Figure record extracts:
┄┄┄┄┄┄┄┄┄┄

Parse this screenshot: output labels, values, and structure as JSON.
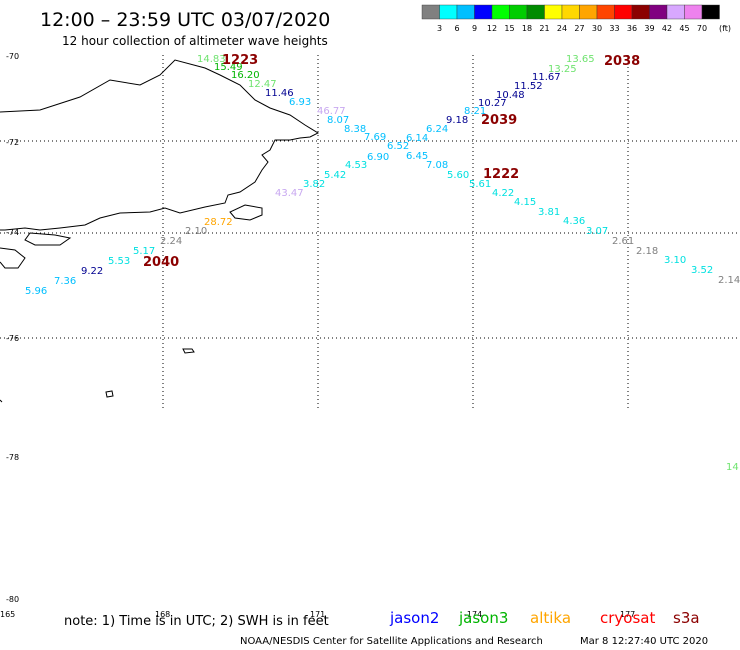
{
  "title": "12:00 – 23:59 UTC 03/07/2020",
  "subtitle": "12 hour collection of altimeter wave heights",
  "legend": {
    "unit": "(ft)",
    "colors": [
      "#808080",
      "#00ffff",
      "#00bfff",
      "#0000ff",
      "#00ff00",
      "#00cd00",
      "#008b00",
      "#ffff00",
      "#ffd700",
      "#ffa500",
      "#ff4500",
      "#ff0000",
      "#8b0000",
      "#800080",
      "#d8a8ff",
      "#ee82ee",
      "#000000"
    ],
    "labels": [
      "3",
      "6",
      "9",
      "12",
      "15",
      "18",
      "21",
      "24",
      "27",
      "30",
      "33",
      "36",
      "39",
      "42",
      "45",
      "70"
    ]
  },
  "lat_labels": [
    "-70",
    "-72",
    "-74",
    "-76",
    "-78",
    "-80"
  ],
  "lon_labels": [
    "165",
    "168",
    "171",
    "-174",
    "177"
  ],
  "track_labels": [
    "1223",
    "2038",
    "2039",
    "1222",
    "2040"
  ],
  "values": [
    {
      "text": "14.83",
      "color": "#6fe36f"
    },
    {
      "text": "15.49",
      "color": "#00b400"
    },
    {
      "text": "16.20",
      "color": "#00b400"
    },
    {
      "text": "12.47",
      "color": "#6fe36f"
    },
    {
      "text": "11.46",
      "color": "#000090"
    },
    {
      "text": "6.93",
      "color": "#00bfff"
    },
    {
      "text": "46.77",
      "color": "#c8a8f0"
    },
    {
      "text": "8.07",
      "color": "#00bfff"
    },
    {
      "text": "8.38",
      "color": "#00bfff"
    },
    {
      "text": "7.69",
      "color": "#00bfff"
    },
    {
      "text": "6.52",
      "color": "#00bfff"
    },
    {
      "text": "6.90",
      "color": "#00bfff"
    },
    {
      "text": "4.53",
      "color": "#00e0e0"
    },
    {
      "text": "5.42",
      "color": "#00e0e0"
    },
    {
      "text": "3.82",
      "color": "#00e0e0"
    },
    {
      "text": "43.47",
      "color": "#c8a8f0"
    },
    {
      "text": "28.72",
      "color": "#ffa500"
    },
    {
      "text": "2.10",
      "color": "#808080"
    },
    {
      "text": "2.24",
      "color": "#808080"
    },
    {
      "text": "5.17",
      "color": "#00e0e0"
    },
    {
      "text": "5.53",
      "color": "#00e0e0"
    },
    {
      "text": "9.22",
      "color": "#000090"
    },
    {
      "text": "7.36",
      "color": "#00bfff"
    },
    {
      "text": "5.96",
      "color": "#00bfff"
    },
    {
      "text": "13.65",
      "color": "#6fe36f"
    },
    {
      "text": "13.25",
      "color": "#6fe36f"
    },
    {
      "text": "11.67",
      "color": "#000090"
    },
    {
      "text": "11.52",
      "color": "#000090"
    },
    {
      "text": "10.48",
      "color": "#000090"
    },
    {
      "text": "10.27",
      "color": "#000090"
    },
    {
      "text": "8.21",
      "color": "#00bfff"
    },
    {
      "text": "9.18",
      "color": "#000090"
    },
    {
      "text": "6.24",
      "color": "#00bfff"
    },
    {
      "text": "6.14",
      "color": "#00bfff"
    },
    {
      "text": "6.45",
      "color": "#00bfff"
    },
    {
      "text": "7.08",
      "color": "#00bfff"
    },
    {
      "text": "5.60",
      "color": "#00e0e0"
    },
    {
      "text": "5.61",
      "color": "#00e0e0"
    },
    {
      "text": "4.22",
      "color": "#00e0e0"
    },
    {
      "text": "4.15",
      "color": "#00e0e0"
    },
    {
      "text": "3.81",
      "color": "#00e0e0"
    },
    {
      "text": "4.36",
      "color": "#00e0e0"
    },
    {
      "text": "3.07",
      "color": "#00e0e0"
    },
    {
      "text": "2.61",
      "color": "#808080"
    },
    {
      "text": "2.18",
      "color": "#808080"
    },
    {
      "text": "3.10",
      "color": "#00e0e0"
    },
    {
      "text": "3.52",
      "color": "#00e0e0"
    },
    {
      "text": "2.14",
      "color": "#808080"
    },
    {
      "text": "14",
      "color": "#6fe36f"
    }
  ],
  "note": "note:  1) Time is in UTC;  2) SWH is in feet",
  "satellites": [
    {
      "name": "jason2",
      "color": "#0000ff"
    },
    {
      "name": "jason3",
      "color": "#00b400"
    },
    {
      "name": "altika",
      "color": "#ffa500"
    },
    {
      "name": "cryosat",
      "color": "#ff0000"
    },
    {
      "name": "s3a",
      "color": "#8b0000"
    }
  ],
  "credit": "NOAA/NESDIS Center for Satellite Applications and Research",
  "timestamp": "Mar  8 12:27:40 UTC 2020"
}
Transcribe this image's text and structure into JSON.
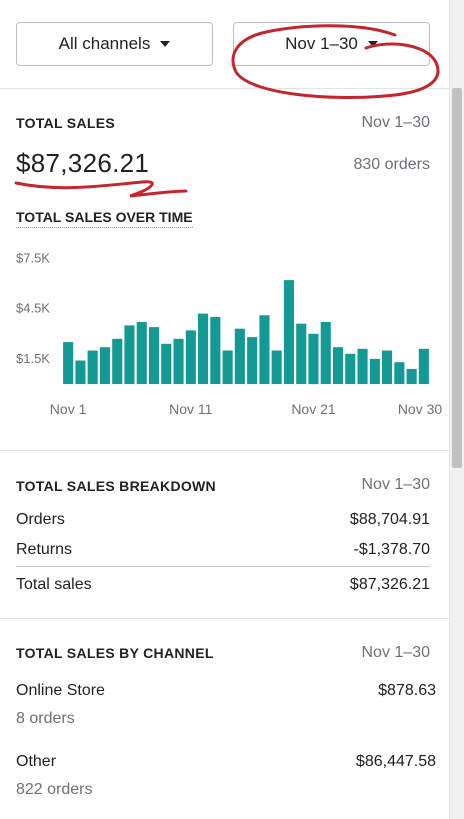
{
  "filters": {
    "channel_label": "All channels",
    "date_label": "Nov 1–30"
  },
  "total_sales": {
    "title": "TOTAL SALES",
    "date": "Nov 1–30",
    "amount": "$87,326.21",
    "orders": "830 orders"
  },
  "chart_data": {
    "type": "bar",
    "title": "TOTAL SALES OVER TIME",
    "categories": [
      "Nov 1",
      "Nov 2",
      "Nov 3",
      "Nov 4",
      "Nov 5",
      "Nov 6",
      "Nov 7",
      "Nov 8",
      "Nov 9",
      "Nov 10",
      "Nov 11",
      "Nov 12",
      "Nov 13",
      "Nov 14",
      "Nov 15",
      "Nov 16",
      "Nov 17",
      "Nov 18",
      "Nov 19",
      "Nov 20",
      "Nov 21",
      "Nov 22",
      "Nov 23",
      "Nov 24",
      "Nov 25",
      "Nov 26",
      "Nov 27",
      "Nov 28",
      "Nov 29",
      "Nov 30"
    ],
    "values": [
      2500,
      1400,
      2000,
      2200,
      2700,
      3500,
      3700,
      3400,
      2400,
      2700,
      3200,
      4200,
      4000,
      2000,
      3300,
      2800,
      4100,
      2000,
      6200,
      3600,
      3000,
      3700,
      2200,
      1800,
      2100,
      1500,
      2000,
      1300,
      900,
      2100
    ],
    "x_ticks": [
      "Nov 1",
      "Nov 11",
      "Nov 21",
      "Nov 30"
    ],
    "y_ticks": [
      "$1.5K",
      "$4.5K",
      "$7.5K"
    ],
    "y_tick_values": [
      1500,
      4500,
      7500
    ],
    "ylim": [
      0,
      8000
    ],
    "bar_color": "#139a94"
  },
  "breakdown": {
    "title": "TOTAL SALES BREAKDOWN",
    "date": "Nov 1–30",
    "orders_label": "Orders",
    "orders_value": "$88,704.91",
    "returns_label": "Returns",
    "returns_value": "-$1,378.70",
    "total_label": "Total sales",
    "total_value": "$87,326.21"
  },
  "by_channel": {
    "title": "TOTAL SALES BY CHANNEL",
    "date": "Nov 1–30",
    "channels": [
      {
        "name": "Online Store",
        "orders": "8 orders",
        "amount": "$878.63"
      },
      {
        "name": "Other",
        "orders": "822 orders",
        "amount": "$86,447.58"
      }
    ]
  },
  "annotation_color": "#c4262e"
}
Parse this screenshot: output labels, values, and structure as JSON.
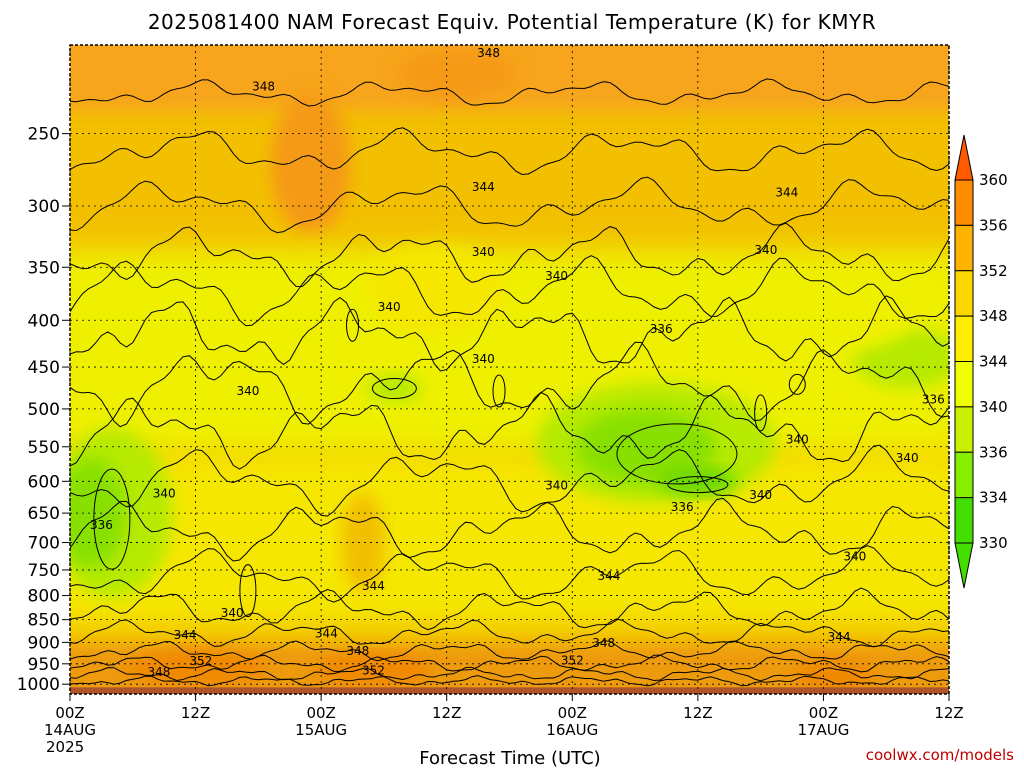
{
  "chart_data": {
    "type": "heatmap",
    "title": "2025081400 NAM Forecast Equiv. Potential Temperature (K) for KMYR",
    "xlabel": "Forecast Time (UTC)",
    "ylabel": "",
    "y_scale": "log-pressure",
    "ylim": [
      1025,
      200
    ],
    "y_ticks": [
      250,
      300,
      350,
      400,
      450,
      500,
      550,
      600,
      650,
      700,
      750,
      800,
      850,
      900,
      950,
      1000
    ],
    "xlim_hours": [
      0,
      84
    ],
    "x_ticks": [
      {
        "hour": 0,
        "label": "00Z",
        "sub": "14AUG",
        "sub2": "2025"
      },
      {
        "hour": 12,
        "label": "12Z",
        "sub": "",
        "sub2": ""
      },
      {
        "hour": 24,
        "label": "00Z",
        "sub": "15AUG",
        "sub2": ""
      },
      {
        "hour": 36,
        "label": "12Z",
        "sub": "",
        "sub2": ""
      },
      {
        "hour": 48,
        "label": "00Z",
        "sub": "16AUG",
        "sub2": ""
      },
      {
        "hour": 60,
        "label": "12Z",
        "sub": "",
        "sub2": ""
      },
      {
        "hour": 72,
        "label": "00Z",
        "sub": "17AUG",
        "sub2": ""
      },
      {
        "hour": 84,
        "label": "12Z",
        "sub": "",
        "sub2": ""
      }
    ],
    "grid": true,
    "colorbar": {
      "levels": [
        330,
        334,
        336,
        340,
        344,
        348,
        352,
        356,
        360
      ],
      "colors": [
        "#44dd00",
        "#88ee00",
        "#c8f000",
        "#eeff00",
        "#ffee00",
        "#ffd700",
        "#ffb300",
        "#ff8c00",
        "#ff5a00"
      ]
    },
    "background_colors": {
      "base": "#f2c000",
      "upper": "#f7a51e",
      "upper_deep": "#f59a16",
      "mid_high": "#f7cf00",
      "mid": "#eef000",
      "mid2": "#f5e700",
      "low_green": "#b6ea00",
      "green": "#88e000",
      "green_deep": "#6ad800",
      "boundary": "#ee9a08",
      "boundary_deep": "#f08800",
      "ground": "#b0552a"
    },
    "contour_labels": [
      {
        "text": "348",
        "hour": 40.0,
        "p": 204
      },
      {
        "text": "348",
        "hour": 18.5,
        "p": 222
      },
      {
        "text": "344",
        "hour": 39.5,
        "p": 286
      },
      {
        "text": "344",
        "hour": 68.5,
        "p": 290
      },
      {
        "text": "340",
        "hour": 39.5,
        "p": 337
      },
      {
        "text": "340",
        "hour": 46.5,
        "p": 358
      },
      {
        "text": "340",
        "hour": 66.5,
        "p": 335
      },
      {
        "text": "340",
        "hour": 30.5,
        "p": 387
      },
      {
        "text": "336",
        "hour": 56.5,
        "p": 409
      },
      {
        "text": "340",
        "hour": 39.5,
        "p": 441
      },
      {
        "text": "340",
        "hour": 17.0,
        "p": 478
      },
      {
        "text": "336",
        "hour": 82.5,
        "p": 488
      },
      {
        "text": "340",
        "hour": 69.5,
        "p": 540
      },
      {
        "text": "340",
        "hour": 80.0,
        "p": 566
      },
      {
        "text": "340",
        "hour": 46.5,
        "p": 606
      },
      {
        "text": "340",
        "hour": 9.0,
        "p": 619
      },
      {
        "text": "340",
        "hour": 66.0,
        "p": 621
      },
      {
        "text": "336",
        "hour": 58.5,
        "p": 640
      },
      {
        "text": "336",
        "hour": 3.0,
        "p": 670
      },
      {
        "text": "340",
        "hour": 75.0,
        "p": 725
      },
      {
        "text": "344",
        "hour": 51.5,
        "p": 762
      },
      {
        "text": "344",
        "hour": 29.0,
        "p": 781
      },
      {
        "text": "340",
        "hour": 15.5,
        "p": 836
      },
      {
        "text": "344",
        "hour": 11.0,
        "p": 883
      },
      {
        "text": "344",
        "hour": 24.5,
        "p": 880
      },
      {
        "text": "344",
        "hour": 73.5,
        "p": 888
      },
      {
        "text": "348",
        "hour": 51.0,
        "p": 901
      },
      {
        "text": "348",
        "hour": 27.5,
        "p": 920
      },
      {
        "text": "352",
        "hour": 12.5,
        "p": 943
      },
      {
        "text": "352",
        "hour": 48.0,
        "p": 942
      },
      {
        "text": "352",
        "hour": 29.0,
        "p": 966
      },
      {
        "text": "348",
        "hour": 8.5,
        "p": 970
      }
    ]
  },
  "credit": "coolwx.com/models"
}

┄┄┄┄┄┄┄┄┄┄

▸ EXERCISE AIM
Show all lines from the listing above in which "Forecast" appears.

▸ FINISHED TASK
    "title": "2025081400 NAM Forecast Equiv. Potential Temperature (K) for KMYR",
    "xlabel": "Forecast Time (UTC)",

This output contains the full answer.